Start

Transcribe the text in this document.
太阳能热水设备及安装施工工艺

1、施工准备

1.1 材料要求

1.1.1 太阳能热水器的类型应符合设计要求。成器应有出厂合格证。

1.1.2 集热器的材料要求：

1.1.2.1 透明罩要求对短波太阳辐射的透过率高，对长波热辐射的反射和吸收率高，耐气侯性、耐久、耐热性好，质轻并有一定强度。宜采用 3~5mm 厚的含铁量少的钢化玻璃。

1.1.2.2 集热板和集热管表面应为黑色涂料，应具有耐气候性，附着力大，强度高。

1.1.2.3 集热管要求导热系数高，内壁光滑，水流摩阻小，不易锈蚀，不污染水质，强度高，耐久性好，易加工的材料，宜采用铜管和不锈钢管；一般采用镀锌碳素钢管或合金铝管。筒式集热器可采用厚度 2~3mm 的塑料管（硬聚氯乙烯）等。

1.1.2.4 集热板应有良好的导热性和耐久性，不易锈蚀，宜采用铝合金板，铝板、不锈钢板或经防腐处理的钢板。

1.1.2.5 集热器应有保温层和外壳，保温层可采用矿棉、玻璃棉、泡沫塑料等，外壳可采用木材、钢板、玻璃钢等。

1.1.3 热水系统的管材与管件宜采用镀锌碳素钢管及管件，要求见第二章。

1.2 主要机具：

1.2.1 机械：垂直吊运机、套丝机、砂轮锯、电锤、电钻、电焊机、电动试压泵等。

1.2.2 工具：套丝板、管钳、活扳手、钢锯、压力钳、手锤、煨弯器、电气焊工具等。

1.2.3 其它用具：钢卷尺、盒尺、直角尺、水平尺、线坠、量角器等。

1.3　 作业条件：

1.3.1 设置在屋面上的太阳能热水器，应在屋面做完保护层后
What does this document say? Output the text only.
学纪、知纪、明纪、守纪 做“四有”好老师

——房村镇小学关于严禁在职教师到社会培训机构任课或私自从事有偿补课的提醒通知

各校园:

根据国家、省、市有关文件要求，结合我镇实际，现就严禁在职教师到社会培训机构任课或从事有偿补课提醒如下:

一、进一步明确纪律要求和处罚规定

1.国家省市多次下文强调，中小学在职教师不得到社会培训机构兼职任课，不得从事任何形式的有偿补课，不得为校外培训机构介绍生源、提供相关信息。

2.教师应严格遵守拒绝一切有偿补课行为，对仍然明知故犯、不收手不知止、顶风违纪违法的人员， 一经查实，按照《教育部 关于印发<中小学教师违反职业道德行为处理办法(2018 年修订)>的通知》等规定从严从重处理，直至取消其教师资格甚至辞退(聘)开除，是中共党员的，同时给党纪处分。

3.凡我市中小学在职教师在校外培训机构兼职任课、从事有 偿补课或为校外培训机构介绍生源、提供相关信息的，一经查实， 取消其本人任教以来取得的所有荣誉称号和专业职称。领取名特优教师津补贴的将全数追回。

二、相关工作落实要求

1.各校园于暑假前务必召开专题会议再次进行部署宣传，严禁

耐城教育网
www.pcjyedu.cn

End

• **Problem to work on**
Copy every line above that holds the word "一经查实".

• **Solution to this exercise**
2.教师应严格遵守拒绝一切有偿补课行为，对仍然明知故犯、不收手不知止、顶风违纪违法的人员， 一经查实，按照《教育部 关于印发<中小学教师违反职业道德行为处理办法(2018 年修订)>的通知》等规定从严从重处理，直至取消其教师资格甚至辞退(聘)开除，是中共党员的，同时给党纪处分。
3.凡我市中小学在职教师在校外培训机构兼职任课、从事有 偿补课或为校外培训机构介绍生源、提供相关信息的，一经查实， 取消其本人任教以来取得的所有荣誉称号和专业职称。领取名特优教师津补贴的将全数追回。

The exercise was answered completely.